— Start of INPUT ROWS —

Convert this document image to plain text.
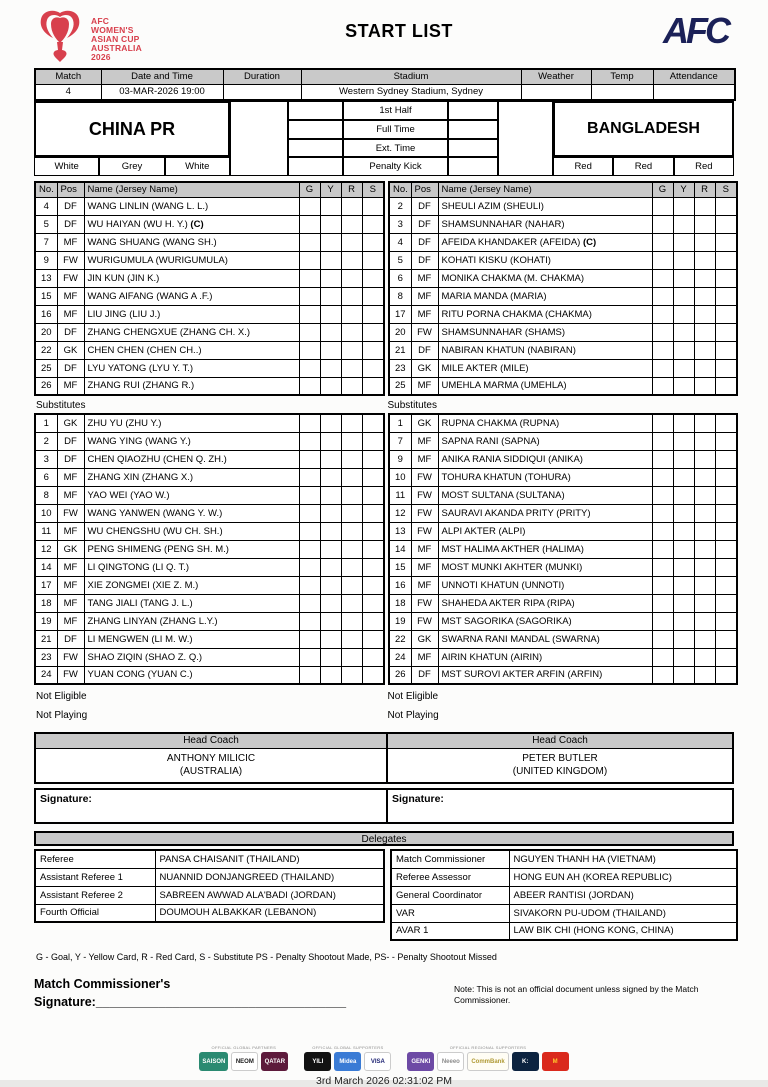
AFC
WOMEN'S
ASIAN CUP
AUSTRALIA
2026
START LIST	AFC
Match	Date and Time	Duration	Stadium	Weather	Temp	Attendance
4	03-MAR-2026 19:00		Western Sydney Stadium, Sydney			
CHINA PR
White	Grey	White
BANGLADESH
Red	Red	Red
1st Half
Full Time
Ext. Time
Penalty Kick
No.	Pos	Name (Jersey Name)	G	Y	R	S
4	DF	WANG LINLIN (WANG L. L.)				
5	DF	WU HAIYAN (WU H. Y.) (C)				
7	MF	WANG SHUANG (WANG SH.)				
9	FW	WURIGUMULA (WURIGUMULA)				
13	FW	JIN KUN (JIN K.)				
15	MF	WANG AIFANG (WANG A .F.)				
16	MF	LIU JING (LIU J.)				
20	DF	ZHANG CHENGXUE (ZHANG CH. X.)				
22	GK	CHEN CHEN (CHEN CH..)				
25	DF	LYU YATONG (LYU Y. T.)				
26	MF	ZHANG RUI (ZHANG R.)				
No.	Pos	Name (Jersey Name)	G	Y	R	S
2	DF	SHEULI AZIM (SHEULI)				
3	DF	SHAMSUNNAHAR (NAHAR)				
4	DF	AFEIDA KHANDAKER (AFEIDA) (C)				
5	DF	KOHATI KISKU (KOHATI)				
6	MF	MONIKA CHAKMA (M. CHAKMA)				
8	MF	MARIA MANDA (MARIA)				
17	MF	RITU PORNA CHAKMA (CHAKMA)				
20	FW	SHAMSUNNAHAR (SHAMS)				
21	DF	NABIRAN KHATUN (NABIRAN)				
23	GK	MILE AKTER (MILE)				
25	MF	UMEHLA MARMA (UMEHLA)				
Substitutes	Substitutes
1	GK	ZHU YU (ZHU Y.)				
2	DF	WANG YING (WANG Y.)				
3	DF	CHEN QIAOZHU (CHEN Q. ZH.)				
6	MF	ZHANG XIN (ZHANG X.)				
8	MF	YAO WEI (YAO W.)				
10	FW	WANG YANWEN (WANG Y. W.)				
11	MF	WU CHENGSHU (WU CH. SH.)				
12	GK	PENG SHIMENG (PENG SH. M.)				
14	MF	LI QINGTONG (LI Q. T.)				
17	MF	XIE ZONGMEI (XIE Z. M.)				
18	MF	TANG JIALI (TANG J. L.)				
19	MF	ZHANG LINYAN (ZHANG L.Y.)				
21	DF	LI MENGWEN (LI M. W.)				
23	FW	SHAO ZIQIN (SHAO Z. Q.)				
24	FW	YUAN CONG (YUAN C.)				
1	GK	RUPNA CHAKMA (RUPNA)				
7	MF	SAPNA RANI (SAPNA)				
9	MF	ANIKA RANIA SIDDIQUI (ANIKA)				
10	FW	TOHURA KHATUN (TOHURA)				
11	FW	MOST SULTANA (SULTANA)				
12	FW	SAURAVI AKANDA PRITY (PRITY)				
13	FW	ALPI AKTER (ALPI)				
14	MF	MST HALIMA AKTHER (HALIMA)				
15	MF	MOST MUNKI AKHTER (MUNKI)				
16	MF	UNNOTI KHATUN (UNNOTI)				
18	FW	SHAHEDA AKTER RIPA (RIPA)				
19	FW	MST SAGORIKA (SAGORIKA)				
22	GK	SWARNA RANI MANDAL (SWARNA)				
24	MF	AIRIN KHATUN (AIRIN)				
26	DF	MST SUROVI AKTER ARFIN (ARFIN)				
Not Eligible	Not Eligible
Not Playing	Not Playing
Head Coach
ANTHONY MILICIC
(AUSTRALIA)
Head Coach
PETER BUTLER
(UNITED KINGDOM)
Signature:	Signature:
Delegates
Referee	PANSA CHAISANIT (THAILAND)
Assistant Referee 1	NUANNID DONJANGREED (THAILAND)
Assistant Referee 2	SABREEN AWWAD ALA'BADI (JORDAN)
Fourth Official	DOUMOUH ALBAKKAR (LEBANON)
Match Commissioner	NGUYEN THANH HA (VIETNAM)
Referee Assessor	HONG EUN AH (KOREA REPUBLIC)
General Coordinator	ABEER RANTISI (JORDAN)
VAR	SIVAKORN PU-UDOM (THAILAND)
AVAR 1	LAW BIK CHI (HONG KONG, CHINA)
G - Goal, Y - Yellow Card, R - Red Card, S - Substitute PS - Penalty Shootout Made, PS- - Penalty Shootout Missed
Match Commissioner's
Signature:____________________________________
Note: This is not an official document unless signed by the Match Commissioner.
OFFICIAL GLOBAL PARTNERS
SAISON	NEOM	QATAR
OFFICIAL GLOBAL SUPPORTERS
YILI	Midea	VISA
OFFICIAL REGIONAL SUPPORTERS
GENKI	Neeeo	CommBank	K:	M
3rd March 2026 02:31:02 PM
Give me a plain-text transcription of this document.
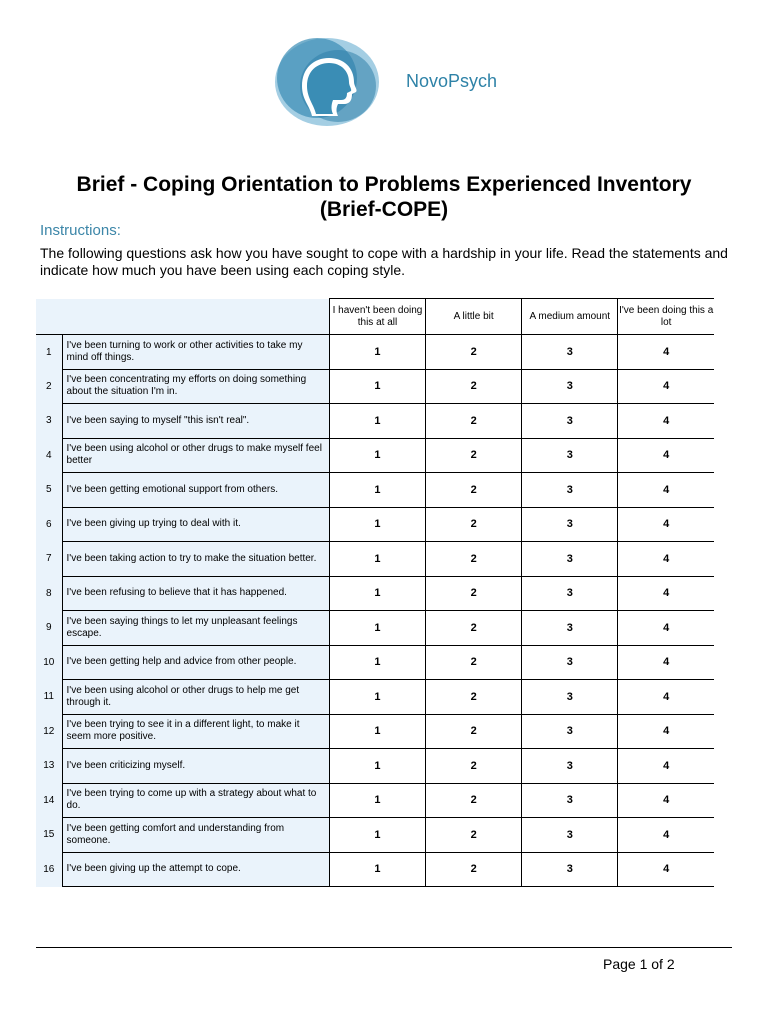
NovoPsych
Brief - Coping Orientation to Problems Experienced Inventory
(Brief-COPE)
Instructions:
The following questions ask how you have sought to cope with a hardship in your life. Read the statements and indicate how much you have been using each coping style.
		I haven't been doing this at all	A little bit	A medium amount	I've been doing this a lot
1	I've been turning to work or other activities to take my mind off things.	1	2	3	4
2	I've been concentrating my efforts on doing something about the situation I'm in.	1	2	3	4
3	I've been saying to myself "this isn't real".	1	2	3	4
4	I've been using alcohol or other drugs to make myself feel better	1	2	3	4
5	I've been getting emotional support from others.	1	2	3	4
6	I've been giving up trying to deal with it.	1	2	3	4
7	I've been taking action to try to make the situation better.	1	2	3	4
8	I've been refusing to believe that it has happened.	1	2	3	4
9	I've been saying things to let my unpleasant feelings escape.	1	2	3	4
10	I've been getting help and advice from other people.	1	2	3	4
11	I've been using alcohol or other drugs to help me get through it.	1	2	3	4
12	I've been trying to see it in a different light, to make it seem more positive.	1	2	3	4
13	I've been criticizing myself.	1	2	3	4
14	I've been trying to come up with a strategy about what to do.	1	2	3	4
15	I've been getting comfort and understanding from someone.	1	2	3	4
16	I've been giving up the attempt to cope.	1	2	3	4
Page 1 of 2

— End of INPUT ROWS —

= GIVEN REQUEST =
Gather all lines from the listing above in which "Commissioner" occurs.

= ANSWER IN FULL =
Match Commissioner	NGUYEN THANH HA (VIETNAM)
Match Commissioner's
Note: This is not an official document unless signed by the Match Commissioner.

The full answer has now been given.